Indique se cada afirmação concorda com o texto sobre os apoios aos colégios de educação especial, respondendo sim ou não e citando as palavras do texto que o decidem: (a) a pergunta da deputada foi dirigida ao Ministro das Finanças; (b) a Resolução do Conselho de Ministros n.º 85/2018 atualizou os valores dos apoios; (c) a Resolução do Conselho de Ministros n.º 26/2020 foi publicada no Diário da República n.º 75/2020.

### Texto de origem
┄┄┄┄┄┄
CDS quer saber porque não foram atualizados os apoios financeiros aos colégios de educação especial
Quinta, 23 Abril 2020 00:00    Versão para impressão

ana rita bessa artvNuma pergunta dirigida ao Ministro da Educação, a deputada do CDS Ana Rita Bessa quer saber qual o motivo para o Governo não proceder à devida e tão reclamada atualização dos apoios financeiros para as escolas particulares de educação especial e se tem o Governo presente que pode estar em risco a viabilidade destas instituições e que, se isso viesse a acontecer, muitos alunos em situação de extrema vulnerabilidade e as suas famílias, dificilmente encontrariam uma resposta educativa idêntica.

A Resolução do Conselho de Ministros n.º 85/2018, publicada no Diário da República n.º 116/2018, Série I, de 19 de junho, autorizou os compromissos plurianuais estimados para os contratos de cooperação do ano letivo 2018-2019, a celebrar com as entidades titulares de escolas particulares de ensino especial (ao abrigo da Portaria n.º 1103/97, de 3 de novembro, na sua redação atual, do Decreto-Lei n.º176/2012, de 2 de agosto, na sua redação atual, e do Decreto-Lei n.152/2013, de 4 de novembro), mas não atualizou valores.

Na Resolução do Conselho de Ministros n.º 26/2020, publicada no Diário da República n.º 75/2020, Série I, de 16 de abril, que autoriza a realização da despesa relativa aos apoios financeiros às escolas particulares de educação, decorrentes da celebração de contratos de cooperação para o ano letivo de 2020/2021, os valores mantêm-se mais uma vez inalterados, contra todas as expectativas.
┄┄┄┄┄┄
[Dados de segmentação da página]
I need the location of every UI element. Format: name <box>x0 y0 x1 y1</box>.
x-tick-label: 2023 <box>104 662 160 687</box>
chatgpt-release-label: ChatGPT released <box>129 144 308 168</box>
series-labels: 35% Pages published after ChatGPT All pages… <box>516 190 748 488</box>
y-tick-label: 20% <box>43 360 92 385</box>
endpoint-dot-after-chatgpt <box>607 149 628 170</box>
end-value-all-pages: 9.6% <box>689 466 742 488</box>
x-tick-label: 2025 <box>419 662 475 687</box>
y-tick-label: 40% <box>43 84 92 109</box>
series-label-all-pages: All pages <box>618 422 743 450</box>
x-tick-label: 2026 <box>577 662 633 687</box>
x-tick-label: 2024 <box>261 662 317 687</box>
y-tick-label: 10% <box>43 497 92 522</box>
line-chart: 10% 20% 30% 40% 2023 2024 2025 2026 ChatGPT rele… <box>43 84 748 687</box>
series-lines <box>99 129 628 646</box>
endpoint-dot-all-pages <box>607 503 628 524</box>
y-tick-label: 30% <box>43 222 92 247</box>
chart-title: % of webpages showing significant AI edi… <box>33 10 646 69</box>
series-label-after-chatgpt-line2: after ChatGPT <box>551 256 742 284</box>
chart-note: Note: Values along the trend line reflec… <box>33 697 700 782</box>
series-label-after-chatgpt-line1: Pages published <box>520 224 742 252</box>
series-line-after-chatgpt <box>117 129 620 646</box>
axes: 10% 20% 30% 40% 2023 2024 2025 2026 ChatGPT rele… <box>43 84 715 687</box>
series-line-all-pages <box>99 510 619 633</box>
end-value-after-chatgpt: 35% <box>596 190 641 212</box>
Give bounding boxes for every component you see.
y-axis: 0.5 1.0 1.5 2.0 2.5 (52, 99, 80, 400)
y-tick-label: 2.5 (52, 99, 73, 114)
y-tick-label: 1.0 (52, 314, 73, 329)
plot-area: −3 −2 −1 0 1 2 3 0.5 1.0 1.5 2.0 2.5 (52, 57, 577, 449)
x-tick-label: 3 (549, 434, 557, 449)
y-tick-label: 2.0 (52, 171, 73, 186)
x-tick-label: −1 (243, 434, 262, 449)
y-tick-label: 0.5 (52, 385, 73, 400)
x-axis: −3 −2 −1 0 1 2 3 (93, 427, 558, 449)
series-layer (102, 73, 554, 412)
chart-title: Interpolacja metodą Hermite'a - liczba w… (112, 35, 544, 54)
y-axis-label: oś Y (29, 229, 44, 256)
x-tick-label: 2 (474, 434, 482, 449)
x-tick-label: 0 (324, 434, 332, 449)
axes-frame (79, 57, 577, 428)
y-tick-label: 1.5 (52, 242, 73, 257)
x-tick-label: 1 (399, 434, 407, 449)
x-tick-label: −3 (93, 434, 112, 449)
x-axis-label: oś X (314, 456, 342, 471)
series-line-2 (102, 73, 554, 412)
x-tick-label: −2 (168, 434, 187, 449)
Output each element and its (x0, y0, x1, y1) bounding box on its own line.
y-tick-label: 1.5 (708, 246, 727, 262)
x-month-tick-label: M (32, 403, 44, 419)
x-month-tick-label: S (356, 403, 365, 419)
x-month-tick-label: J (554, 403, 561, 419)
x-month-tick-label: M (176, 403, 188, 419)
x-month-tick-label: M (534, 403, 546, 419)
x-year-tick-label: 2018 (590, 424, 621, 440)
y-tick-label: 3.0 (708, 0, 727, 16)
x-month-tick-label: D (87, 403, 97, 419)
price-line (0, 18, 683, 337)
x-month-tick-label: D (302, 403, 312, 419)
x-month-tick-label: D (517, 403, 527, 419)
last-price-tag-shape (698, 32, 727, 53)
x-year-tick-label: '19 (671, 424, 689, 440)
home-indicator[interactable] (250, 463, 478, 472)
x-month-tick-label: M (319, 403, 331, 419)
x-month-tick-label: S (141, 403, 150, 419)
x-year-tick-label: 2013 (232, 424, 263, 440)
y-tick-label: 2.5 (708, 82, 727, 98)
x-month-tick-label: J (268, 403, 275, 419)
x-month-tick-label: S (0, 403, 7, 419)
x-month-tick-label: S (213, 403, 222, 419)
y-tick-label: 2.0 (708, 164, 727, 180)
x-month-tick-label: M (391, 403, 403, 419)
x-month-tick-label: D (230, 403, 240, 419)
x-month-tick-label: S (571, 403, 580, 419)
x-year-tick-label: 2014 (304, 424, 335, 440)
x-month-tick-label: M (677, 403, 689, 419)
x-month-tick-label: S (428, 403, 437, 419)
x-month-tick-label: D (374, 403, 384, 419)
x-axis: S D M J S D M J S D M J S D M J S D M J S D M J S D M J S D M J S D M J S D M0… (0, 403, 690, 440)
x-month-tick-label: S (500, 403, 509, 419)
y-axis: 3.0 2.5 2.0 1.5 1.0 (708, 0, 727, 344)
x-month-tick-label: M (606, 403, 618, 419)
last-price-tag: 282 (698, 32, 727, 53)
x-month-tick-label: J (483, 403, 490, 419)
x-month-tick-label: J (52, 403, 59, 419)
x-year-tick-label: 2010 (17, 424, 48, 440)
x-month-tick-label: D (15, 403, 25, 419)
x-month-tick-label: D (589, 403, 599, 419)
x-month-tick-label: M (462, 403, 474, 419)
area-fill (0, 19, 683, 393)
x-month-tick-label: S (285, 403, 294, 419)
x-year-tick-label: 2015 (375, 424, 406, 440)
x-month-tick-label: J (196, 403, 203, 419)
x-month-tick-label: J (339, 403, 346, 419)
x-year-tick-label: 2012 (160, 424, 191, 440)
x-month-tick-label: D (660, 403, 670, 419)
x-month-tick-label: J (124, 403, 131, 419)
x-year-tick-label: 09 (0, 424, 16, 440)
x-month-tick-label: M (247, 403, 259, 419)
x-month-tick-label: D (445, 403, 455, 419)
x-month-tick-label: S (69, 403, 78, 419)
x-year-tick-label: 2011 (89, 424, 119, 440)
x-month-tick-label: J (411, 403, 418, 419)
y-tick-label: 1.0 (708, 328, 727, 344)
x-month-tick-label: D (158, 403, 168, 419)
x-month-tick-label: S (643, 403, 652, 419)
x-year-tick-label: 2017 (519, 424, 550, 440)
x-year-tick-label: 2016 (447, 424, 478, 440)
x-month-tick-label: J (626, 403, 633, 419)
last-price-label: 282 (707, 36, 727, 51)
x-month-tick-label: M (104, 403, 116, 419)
┄┄┄┄┄┄
### Resposta abaixo
(a) Não: «Numa pergunta dirigida ao Ministro da Educação».
(b) Não: «mas não atualizou valores».
(c) Sim: «publicada no Diário da República n.º 75/2020, Série I, de 16 de abril».